[What you should do]
All of the lines below are to be printed again exactly; images are excluded from the output.

══ Exercise input ══

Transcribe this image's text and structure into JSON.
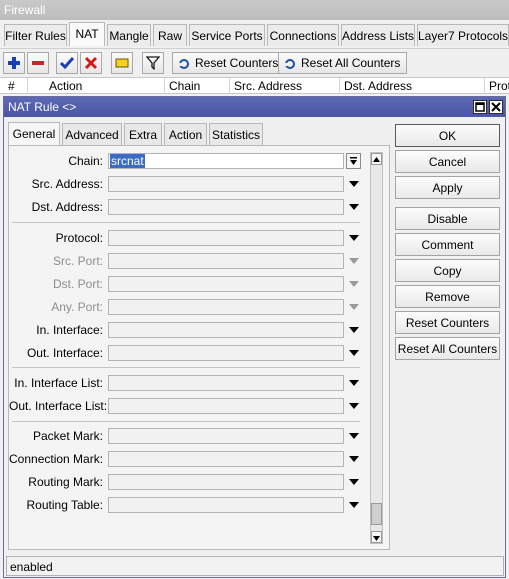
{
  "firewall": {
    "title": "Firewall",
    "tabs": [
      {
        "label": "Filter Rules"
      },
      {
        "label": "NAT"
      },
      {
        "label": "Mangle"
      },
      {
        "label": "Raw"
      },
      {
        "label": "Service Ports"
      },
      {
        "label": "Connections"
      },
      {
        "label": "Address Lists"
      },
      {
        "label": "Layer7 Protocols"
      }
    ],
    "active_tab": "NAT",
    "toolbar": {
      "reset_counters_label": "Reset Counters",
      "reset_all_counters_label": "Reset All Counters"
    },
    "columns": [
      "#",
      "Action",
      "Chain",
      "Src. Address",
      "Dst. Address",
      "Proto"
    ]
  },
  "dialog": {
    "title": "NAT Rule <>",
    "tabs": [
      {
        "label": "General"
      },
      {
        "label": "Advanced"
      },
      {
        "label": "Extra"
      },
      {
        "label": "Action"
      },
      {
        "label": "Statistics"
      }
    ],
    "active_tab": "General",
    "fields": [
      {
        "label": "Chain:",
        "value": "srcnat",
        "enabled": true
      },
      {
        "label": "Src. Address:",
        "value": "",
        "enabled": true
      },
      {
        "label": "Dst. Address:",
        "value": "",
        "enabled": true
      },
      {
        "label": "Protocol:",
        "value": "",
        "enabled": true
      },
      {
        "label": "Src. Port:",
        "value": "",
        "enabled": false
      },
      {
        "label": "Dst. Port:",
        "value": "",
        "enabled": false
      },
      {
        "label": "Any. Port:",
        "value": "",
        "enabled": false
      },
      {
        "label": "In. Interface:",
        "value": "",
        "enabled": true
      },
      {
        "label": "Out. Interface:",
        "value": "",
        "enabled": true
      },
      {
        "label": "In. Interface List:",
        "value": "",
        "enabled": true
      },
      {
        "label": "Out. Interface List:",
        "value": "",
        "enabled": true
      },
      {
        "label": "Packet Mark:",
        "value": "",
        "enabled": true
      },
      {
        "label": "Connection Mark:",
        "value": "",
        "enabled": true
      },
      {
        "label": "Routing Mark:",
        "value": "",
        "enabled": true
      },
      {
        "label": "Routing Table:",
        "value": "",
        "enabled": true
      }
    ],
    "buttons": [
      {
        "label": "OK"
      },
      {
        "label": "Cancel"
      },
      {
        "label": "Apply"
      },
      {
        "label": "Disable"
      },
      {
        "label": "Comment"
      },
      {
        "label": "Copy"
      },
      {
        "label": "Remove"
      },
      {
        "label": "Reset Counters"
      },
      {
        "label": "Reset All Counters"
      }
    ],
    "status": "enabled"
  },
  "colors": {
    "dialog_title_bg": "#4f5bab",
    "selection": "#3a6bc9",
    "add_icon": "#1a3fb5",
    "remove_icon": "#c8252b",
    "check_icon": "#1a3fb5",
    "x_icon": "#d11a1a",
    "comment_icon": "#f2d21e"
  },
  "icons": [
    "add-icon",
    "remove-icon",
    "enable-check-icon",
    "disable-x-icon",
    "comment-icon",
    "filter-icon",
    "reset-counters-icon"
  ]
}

═══

[Exercise output]
Transcribe this image's text and structure into JSON.
{
  "firewall": {
    "title": "Firewall",
    "tabs": [
      {
        "label": "Filter Rules"
      },
      {
        "label": "NAT"
      },
      {
        "label": "Mangle"
      },
      {
        "label": "Raw"
      },
      {
        "label": "Service Ports"
      },
      {
        "label": "Connections"
      },
      {
        "label": "Address Lists"
      },
      {
        "label": "Layer7 Protocols"
      }
    ],
    "active_tab": "NAT",
    "toolbar": {
      "reset_counters_label": "Reset Counters",
      "reset_all_counters_label": "Reset All Counters"
    },
    "columns": [
      "#",
      "Action",
      "Chain",
      "Src. Address",
      "Dst. Address",
      "Proto"
    ]
  },
  "dialog": {
    "title": "NAT Rule <>",
    "tabs": [
      {
        "label": "General"
      },
      {
        "label": "Advanced"
      },
      {
        "label": "Extra"
      },
      {
        "label": "Action"
      },
      {
        "label": "Statistics"
      }
    ],
    "active_tab": "General",
    "fields": [
      {
        "label": "Chain:",
        "value": "srcnat",
        "enabled": true
      },
      {
        "label": "Src. Address:",
        "value": "",
        "enabled": true
      },
      {
        "label": "Dst. Address:",
        "value": "",
        "enabled": true
      },
      {
        "label": "Protocol:",
        "value": "",
        "enabled": true
      },
      {
        "label": "Src. Port:",
        "value": "",
        "enabled": false
      },
      {
        "label": "Dst. Port:",
        "value": "",
        "enabled": false
      },
      {
        "label": "Any. Port:",
        "value": "",
        "enabled": false
      },
      {
        "label": "In. Interface:",
        "value": "",
        "enabled": true
      },
      {
        "label": "Out. Interface:",
        "value": "",
        "enabled": true
      },
      {
        "label": "In. Interface List:",
        "value": "",
        "enabled": true
      },
      {
        "label": "Out. Interface List:",
        "value": "",
        "enabled": true
      },
      {
        "label": "Packet Mark:",
        "value": "",
        "enabled": true
      },
      {
        "label": "Connection Mark:",
        "value": "",
        "enabled": true
      },
      {
        "label": "Routing Mark:",
        "value": "",
        "enabled": true
      },
      {
        "label": "Routing Table:",
        "value": "",
        "enabled": true
      }
    ],
    "buttons": [
      {
        "label": "OK"
      },
      {
        "label": "Cancel"
      },
      {
        "label": "Apply"
      },
      {
        "label": "Disable"
      },
      {
        "label": "Comment"
      },
      {
        "label": "Copy"
      },
      {
        "label": "Remove"
      },
      {
        "label": "Reset Counters"
      },
      {
        "label": "Reset All Counters"
      }
    ],
    "status": "enabled"
  },
  "colors": {
    "dialog_title_bg": "#4f5bab",
    "selection": "#3a6bc9",
    "add_icon": "#1a3fb5",
    "remove_icon": "#c8252b",
    "check_icon": "#1a3fb5",
    "x_icon": "#d11a1a",
    "comment_icon": "#f2d21e"
  },
  "icons": [
    "add-icon",
    "remove-icon",
    "enable-check-icon",
    "disable-x-icon",
    "comment-icon",
    "filter-icon",
    "reset-counters-icon"
  ]
}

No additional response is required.